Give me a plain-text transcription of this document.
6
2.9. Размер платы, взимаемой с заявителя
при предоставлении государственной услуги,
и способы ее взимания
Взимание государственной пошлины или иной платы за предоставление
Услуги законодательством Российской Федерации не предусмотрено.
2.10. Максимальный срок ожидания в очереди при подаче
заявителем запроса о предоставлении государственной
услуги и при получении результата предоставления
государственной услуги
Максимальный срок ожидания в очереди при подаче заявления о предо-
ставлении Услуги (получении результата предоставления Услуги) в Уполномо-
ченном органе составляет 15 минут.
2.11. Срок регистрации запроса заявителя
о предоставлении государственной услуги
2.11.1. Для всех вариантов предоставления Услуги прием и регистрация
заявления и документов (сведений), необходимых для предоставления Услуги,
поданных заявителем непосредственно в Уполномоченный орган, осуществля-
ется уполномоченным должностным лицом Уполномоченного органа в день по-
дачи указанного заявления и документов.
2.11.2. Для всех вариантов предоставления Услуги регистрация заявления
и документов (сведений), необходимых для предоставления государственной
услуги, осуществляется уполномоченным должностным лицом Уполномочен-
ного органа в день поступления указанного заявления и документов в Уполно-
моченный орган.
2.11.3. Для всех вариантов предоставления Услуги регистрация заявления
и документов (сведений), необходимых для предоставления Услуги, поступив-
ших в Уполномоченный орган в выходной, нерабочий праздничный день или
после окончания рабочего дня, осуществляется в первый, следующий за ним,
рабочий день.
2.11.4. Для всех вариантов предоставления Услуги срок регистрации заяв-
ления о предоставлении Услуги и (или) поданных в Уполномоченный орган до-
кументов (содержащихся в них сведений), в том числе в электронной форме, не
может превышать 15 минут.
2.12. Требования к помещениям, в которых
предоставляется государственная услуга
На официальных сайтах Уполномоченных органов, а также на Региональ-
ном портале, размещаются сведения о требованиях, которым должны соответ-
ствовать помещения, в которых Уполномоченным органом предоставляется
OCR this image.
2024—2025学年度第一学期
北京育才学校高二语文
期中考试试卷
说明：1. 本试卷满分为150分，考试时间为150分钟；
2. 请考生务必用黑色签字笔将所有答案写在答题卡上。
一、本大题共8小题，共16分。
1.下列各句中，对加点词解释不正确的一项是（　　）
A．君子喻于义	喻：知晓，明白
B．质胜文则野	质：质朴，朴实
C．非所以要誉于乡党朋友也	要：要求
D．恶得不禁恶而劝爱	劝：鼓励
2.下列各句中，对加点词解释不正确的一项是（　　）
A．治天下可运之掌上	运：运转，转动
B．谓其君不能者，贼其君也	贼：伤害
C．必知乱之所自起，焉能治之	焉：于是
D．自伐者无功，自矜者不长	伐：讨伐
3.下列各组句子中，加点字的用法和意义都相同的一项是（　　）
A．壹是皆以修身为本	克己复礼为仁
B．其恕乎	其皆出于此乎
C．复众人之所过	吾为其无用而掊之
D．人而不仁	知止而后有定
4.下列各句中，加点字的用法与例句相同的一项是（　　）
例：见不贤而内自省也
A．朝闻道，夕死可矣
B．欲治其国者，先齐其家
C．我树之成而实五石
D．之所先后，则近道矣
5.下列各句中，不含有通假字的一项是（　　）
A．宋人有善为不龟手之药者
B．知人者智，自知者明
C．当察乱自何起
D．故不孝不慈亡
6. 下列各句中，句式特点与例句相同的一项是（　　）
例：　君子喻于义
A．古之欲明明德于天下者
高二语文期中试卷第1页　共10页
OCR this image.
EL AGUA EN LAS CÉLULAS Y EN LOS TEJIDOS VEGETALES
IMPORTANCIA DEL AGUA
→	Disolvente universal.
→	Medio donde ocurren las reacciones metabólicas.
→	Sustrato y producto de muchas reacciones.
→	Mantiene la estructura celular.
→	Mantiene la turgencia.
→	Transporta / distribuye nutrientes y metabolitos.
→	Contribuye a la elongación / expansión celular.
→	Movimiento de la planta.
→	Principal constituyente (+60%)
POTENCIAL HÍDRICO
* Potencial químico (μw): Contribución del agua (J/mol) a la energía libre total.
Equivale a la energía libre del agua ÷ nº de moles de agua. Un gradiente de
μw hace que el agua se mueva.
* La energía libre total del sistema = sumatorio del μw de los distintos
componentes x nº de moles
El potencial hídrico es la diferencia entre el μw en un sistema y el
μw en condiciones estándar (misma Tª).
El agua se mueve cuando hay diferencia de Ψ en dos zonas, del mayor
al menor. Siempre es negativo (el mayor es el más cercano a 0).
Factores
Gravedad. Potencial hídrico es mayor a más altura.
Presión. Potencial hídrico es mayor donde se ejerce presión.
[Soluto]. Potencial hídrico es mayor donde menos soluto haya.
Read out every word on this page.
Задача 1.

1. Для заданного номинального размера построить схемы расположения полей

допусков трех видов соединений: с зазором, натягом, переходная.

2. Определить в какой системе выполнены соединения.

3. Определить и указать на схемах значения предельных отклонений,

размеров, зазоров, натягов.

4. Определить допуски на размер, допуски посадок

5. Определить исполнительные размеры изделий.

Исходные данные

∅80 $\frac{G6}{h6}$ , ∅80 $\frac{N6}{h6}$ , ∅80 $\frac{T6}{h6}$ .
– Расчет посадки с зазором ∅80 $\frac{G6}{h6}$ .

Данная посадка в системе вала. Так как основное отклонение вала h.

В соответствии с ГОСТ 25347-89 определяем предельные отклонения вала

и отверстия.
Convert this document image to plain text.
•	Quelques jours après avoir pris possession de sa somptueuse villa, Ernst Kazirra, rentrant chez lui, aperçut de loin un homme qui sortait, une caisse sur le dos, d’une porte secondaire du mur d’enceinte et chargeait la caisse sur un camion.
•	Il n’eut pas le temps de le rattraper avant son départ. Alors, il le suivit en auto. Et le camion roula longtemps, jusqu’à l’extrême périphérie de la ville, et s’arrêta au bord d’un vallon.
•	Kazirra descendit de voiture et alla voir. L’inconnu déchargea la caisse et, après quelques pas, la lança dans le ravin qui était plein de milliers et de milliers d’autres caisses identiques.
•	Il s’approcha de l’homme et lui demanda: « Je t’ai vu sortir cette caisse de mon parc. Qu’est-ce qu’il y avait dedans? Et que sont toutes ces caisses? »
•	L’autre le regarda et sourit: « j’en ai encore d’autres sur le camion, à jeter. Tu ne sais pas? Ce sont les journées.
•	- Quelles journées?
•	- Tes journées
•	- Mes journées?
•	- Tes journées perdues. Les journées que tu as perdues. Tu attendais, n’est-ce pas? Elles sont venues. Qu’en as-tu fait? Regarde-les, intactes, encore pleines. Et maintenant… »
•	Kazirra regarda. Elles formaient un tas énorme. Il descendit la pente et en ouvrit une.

+---+

- Task description
Quote, word for word, every line starting at the one that contains "Convert this document image to plain text." and ending with the final line of the entries.

- Expected answer
Convert this document image to plain text.
•	Quelques jours après avoir pris possession de sa somptueuse villa, Ernst Kazirra, rentrant chez lui, aperçut de loin un homme qui sortait, une caisse sur le dos, d’une porte secondaire du mur d’enceinte et chargeait la caisse sur un camion.
•	Il n’eut pas le temps de le rattraper avant son départ. Alors, il le suivit en auto. Et le camion roula longtemps, jusqu’à l’extrême périphérie de la ville, et s’arrêta au bord d’un vallon.
•	Kazirra descendit de voiture et alla voir. L’inconnu déchargea la caisse et, après quelques pas, la lança dans le ravin qui était plein de milliers et de milliers d’autres caisses identiques.
•	Il s’approcha de l’homme et lui demanda: « Je t’ai vu sortir cette caisse de mon parc. Qu’est-ce qu’il y avait dedans? Et que sont toutes ces caisses? »
•	L’autre le regarda et sourit: « j’en ai encore d’autres sur le camion, à jeter. Tu ne sais pas? Ce sont les journées.
•	- Quelles journées?
•	- Tes journées
•	- Mes journées?
•	- Tes journées perdues. Les journées que tu as perdues. Tu attendais, n’est-ce pas? Elles sont venues. Qu’en as-tu fait? Regarde-les, intactes, encore pleines. Et maintenant… »
•	Kazirra regarda. Elles formaient un tas énorme. Il descendit la pente et en ouvrit une.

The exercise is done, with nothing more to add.